Problem to solve: Give back the full listing, character for character, with no pictures.

Records provided:
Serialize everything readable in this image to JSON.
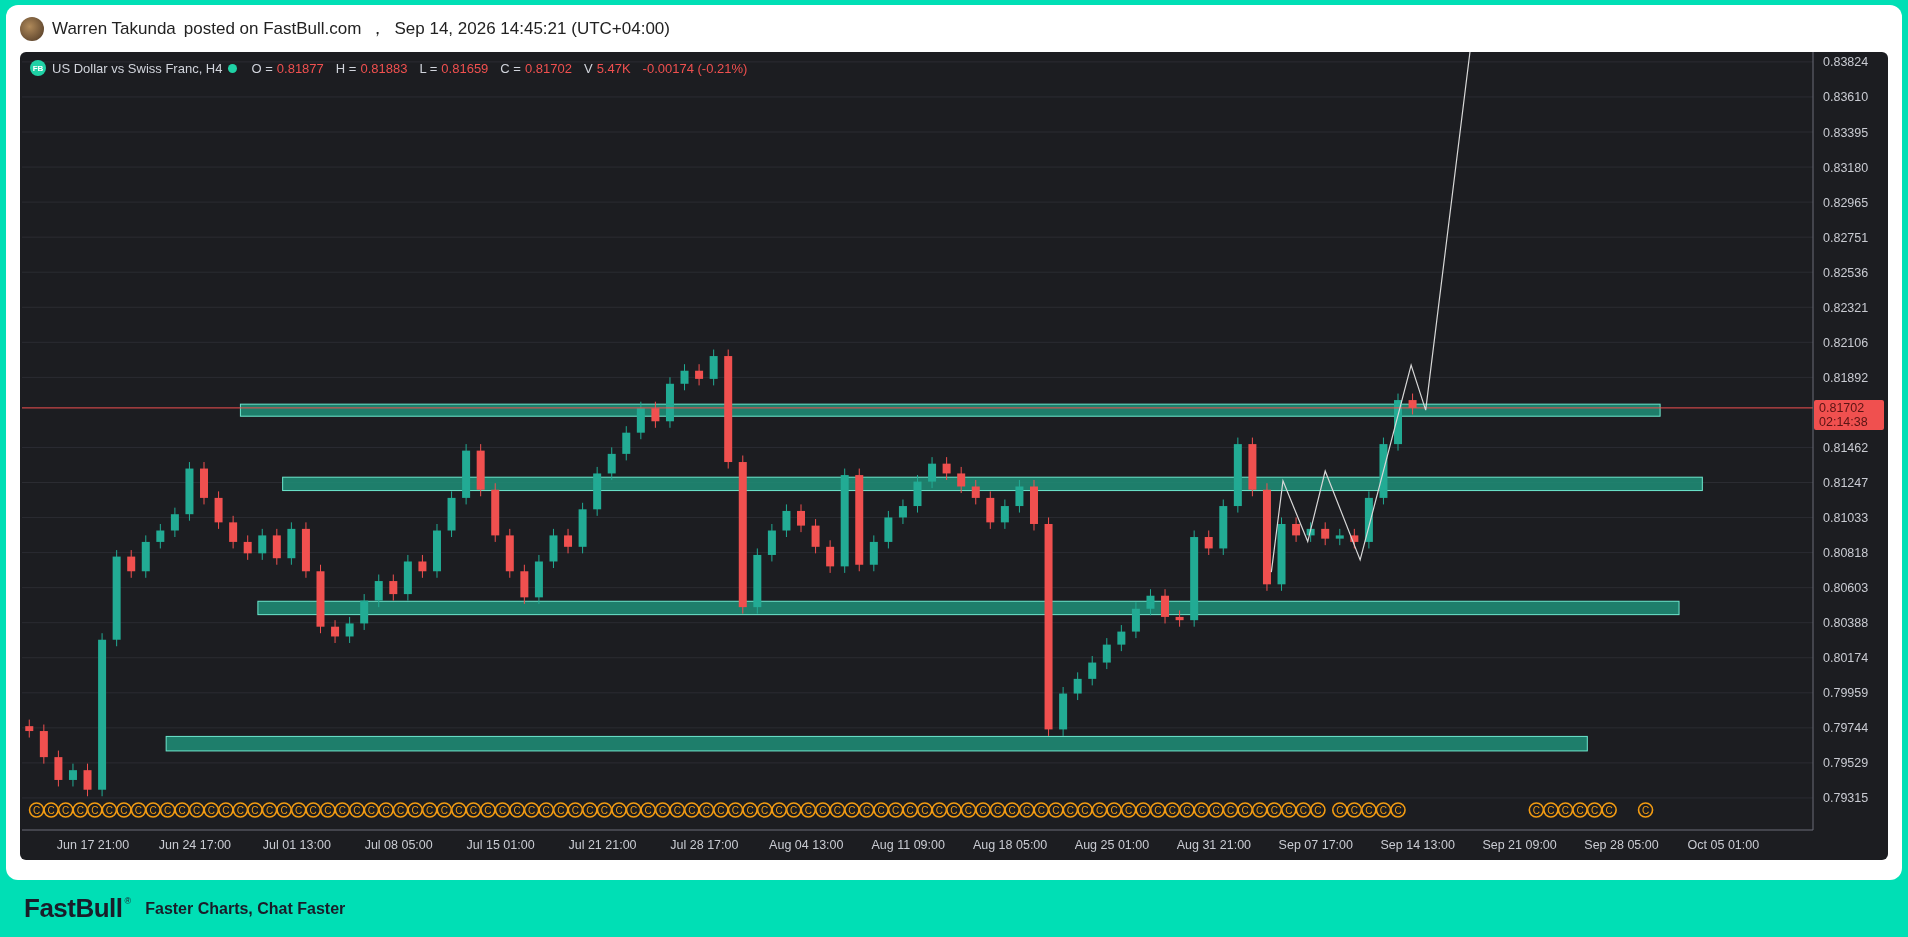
{
  "post": {
    "author": "Warren Takunda",
    "text": "posted on FastBull.com",
    "separator": "，",
    "timestamp": "Sep 14, 2026 14:45:21 (UTC+04:00)"
  },
  "chart": {
    "logo": "FB",
    "symbol": "US Dollar vs Swiss Franc, H4",
    "market_open": true,
    "ohlc": [
      {
        "label": "O =",
        "value": "0.81877"
      },
      {
        "label": "H =",
        "value": "0.81883"
      },
      {
        "label": "L =",
        "value": "0.81659"
      },
      {
        "label": "C =",
        "value": "0.81702"
      }
    ],
    "volume": {
      "label": "V",
      "value": "5.47K"
    },
    "change": "-0.00174 (-0.21%)",
    "last_price": {
      "price": "0.81702",
      "countdown": "02:14:38"
    },
    "price_axis": [
      "0.83824",
      "0.83610",
      "0.83395",
      "0.83180",
      "0.82965",
      "0.82751",
      "0.82536",
      "0.82321",
      "0.82106",
      "0.81892",
      "0.81462",
      "0.81247",
      "0.81033",
      "0.80818",
      "0.80603",
      "0.80388",
      "0.80174",
      "0.79959",
      "0.79744",
      "0.79529",
      "0.79315"
    ],
    "time_axis": [
      "Jun 17 21:00",
      "Jun 24 17:00",
      "Jul 01 13:00",
      "Jul 08 05:00",
      "Jul 15 01:00",
      "Jul 21 21:00",
      "Jul 28 17:00",
      "Aug 04 13:00",
      "Aug 11 09:00",
      "Aug 18 05:00",
      "Aug 25 01:00",
      "Aug 31 21:00",
      "Sep 07 17:00",
      "Sep 14 13:00",
      "Sep 21 09:00",
      "Sep 28 05:00",
      "Oct 05 01:00"
    ],
    "event_markers": [
      "C",
      "C",
      "C",
      "C",
      "C",
      "C",
      "C",
      "C",
      "C",
      "C",
      "C",
      "C",
      "C",
      "C",
      "C",
      "C",
      "C",
      "C",
      "C",
      "C",
      "C",
      "C",
      "C",
      "C",
      "C",
      "C",
      "C",
      "C",
      "C",
      "C",
      "C",
      "C",
      "C",
      "C",
      "C",
      "C",
      "C",
      "C",
      "C",
      "C",
      "C",
      "C",
      "C",
      "C",
      "C",
      "C",
      "C",
      "C",
      "C",
      "C",
      "C",
      "C",
      "C",
      "C",
      "C",
      "C",
      "C",
      "C",
      "C",
      "C",
      "C",
      "C",
      "C",
      "C",
      "C",
      "C",
      "C",
      "C",
      "C",
      "C",
      "C",
      "C",
      "C",
      "C",
      "C",
      "C",
      "C",
      "C",
      "C",
      "C",
      "C",
      "C",
      "C",
      "C",
      "C",
      "C",
      "C",
      "C",
      "C",
      "C",
      "C",
      "C",
      "C",
      "C",
      "C",
      "C",
      "C",
      "C",
      "C",
      "C",
      "C"
    ]
  },
  "footer": {
    "brand": "FastBull",
    "mark": "®",
    "tagline": "Faster Charts, Chat Faster"
  }
}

Worked answer:
Serialize everything readable in this image to JSON.
{
  "post": {
    "author": "Warren Takunda",
    "text": "posted on FastBull.com",
    "separator": "，",
    "timestamp": "Sep 14, 2026 14:45:21 (UTC+04:00)"
  },
  "chart": {
    "logo": "FB",
    "symbol": "US Dollar vs Swiss Franc, H4",
    "market_open": true,
    "ohlc": [
      {
        "label": "O =",
        "value": "0.81877"
      },
      {
        "label": "H =",
        "value": "0.81883"
      },
      {
        "label": "L =",
        "value": "0.81659"
      },
      {
        "label": "C =",
        "value": "0.81702"
      }
    ],
    "volume": {
      "label": "V",
      "value": "5.47K"
    },
    "change": "-0.00174 (-0.21%)",
    "last_price": {
      "price": "0.81702",
      "countdown": "02:14:38"
    },
    "price_axis": [
      "0.83824",
      "0.83610",
      "0.83395",
      "0.83180",
      "0.82965",
      "0.82751",
      "0.82536",
      "0.82321",
      "0.82106",
      "0.81892",
      "0.81462",
      "0.81247",
      "0.81033",
      "0.80818",
      "0.80603",
      "0.80388",
      "0.80174",
      "0.79959",
      "0.79744",
      "0.79529",
      "0.79315"
    ],
    "time_axis": [
      "Jun 17 21:00",
      "Jun 24 17:00",
      "Jul 01 13:00",
      "Jul 08 05:00",
      "Jul 15 01:00",
      "Jul 21 21:00",
      "Jul 28 17:00",
      "Aug 04 13:00",
      "Aug 11 09:00",
      "Aug 18 05:00",
      "Aug 25 01:00",
      "Aug 31 21:00",
      "Sep 07 17:00",
      "Sep 14 13:00",
      "Sep 21 09:00",
      "Sep 28 05:00",
      "Oct 05 01:00"
    ],
    "event_markers": [
      "C",
      "C",
      "C",
      "C",
      "C",
      "C",
      "C",
      "C",
      "C",
      "C",
      "C",
      "C",
      "C",
      "C",
      "C",
      "C",
      "C",
      "C",
      "C",
      "C",
      "C",
      "C",
      "C",
      "C",
      "C",
      "C",
      "C",
      "C",
      "C",
      "C",
      "C",
      "C",
      "C",
      "C",
      "C",
      "C",
      "C",
      "C",
      "C",
      "C",
      "C",
      "C",
      "C",
      "C",
      "C",
      "C",
      "C",
      "C",
      "C",
      "C",
      "C",
      "C",
      "C",
      "C",
      "C",
      "C",
      "C",
      "C",
      "C",
      "C",
      "C",
      "C",
      "C",
      "C",
      "C",
      "C",
      "C",
      "C",
      "C",
      "C",
      "C",
      "C",
      "C",
      "C",
      "C",
      "C",
      "C",
      "C",
      "C",
      "C",
      "C",
      "C",
      "C",
      "C",
      "C",
      "C",
      "C",
      "C",
      "C",
      "C",
      "C",
      "C",
      "C",
      "C",
      "C",
      "C",
      "C",
      "C",
      "C",
      "C",
      "C"
    ]
  },
  "footer": {
    "brand": "FastBull",
    "mark": "®",
    "tagline": "Faster Charts, Chat Faster"
  }
}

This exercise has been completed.